## [The problem]
Skip the images and return the records below exactly.

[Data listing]
──────
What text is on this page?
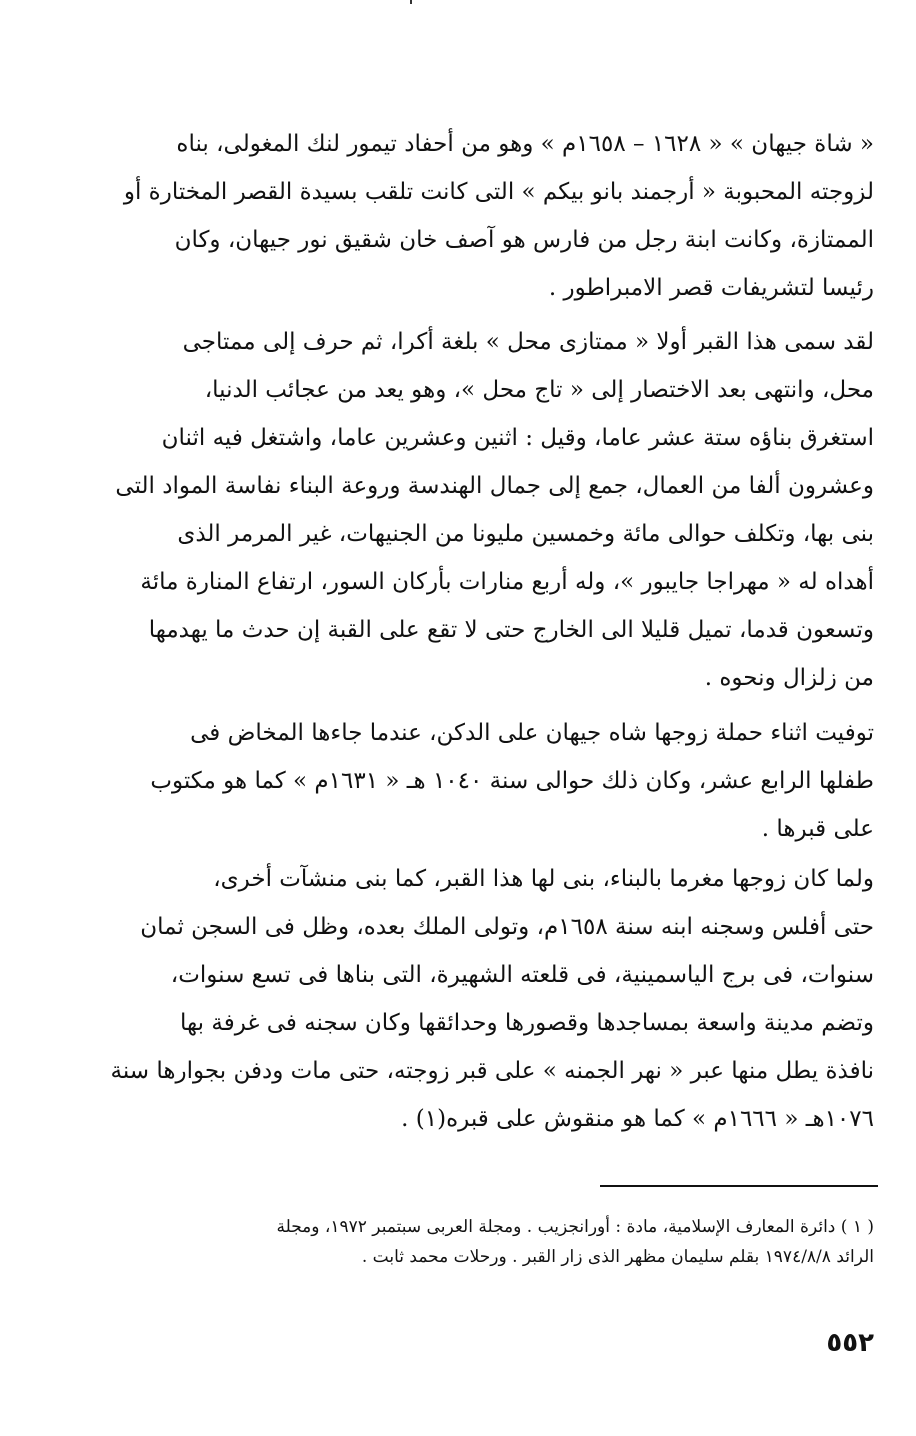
« شاة جيهان » « ١٦٢٨ – ١٦٥٨م » وهو من أحفاد تيمور لنك المغولى، بناه
لزوجته المحبوبة « أرجمند بانو بيكم » التى كانت تلقب بسيدة القصر المختارة أو
الممتازة، وكانت ابنة رجل من فارس هو آصف خان شقيق نور جيهان، وكان
رئيسا لتشريفات قصر الامبراطور .
لقد سمى هذا القبر أولا « ممتازى محل » بلغة أكرا، ثم حرف إلى ممتاجى
محل، وانتهى بعد الاختصار إلى « تاج محل »، وهو يعد من عجائب الدنيا،
استغرق بناؤه ستة عشر عاما، وقيل : اثنين وعشرين عاما، واشتغل فيه اثنان
وعشرون ألفا من العمال، جمع إلى جمال الهندسة وروعة البناء نفاسة المواد التى
بنى بها، وتكلف حوالى مائة وخمسين مليونا من الجنيهات، غير المرمر الذى
أهداه له « مهراجا جايبور »، وله أربع منارات بأركان السور، ارتفاع المنارة مائة
وتسعون قدما، تميل قليلا الى الخارج حتى لا تقع على القبة إن حدث ما يهدمها
من زلزال ونحوه .
توفيت اثناء حملة زوجها شاه جيهان على الدكن، عندما جاءها المخاض فى
طفلها الرابع عشر، وكان ذلك حوالى سنة ١٠٤٠ هـ « ١٦٣١م » كما هو مكتوب
على قبرها .
ولما كان زوجها مغرما بالبناء، بنى لها هذا القبر، كما بنى منشآت أخرى،
حتى أفلس وسجنه ابنه سنة ١٦٥٨م، وتولى الملك بعده، وظل فى السجن ثمان
سنوات، فى برج الياسمينية، فى قلعته الشهيرة، التى بناها فى تسع سنوات،
وتضم مدينة واسعة بمساجدها وقصورها وحدائقها وكان سجنه فى غرفة بها
نافذة يطل منها عبر « نهر الجمنه » على قبر زوجته، حتى مات ودفن بجوارها سنة
١٠٧٦هـ « ١٦٦٦م » كما هو منقوش على قبره(١) .
( ١ ) دائرة المعارف الإسلامية، مادة : أورانجزيب . ومجلة العربى سبتمبر ١٩٧٢، ومجلة
الرائد ١٩٧٤/٨/٨ بقلم سليمان مظهر الذى زار القبر . ورحلات محمد ثابت .
٥٥٢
──────
## [Finished task]
What text is on this page?
« شاة جيهان » « ١٦٢٨ – ١٦٥٨م » وهو من أحفاد تيمور لنك المغولى، بناه
لزوجته المحبوبة « أرجمند بانو بيكم » التى كانت تلقب بسيدة القصر المختارة أو
الممتازة، وكانت ابنة رجل من فارس هو آصف خان شقيق نور جيهان، وكان
رئيسا لتشريفات قصر الامبراطور .
لقد سمى هذا القبر أولا « ممتازى محل » بلغة أكرا، ثم حرف إلى ممتاجى
محل، وانتهى بعد الاختصار إلى « تاج محل »، وهو يعد من عجائب الدنيا،
استغرق بناؤه ستة عشر عاما، وقيل : اثنين وعشرين عاما، واشتغل فيه اثنان
وعشرون ألفا من العمال، جمع إلى جمال الهندسة وروعة البناء نفاسة المواد التى
بنى بها، وتكلف حوالى مائة وخمسين مليونا من الجنيهات، غير المرمر الذى
أهداه له « مهراجا جايبور »، وله أربع منارات بأركان السور، ارتفاع المنارة مائة
وتسعون قدما، تميل قليلا الى الخارج حتى لا تقع على القبة إن حدث ما يهدمها
من زلزال ونحوه .
توفيت اثناء حملة زوجها شاه جيهان على الدكن، عندما جاءها المخاض فى
طفلها الرابع عشر، وكان ذلك حوالى سنة ١٠٤٠ هـ « ١٦٣١م » كما هو مكتوب
على قبرها .
ولما كان زوجها مغرما بالبناء، بنى لها هذا القبر، كما بنى منشآت أخرى،
حتى أفلس وسجنه ابنه سنة ١٦٥٨م، وتولى الملك بعده، وظل فى السجن ثمان
سنوات، فى برج الياسمينية، فى قلعته الشهيرة، التى بناها فى تسع سنوات،
وتضم مدينة واسعة بمساجدها وقصورها وحدائقها وكان سجنه فى غرفة بها
نافذة يطل منها عبر « نهر الجمنه » على قبر زوجته، حتى مات ودفن بجوارها سنة
١٠٧٦هـ « ١٦٦٦م » كما هو منقوش على قبره(١) .
( ١ ) دائرة المعارف الإسلامية، مادة : أورانجزيب . ومجلة العربى سبتمبر ١٩٧٢، ومجلة
الرائد ١٩٧٤/٨/٨ بقلم سليمان مظهر الذى زار القبر . ورحلات محمد ثابت .
٥٥٢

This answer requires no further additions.